## START Dataset records
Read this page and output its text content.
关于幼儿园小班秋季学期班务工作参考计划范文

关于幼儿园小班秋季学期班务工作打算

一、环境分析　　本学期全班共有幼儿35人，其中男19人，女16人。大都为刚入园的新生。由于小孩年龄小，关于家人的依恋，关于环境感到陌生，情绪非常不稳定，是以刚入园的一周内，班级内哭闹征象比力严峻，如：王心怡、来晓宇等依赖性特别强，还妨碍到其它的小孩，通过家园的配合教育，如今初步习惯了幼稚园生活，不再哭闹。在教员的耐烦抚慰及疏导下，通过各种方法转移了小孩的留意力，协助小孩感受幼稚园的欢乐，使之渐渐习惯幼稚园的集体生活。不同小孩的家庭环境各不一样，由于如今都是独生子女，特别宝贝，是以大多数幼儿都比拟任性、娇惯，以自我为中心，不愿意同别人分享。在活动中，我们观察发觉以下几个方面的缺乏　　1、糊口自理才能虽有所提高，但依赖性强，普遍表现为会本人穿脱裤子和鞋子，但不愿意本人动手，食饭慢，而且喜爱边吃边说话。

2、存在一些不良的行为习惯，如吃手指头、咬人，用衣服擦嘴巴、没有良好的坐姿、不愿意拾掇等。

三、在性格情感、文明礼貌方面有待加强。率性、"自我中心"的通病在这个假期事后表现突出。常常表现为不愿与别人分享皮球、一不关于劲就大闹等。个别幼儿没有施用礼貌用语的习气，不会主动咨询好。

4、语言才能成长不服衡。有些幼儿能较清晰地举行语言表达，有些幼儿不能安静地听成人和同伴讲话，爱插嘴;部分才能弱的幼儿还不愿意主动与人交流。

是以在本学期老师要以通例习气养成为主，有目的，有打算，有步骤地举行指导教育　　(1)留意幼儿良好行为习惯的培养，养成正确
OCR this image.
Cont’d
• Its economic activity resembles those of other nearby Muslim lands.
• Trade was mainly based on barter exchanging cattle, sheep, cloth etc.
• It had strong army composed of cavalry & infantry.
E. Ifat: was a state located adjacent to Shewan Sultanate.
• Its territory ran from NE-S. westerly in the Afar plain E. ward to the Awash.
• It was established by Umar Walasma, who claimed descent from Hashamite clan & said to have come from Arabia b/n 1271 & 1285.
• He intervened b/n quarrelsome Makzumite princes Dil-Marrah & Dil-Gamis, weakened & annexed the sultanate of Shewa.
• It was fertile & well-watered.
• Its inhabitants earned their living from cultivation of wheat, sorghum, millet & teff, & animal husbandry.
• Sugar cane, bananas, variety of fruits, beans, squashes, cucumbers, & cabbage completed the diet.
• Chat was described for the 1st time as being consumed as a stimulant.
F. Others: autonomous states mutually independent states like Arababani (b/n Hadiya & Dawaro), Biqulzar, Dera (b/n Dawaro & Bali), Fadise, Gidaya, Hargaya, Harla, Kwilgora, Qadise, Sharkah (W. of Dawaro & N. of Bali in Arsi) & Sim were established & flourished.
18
## END Dataset records
- Your goal
Scan the listing above for the word "from" and show each line where it is found.

- Written reply
• Its territory ran from NE-S. westerly in the Afar plain E. ward to the Awash.
• It was established by Umar Walasma, who claimed descent from Hashamite clan & said to have come from Arabia b/n 1271 & 1285.
• Its inhabitants earned their living from cultivation of wheat, sorghum, millet & teff, & animal husbandry.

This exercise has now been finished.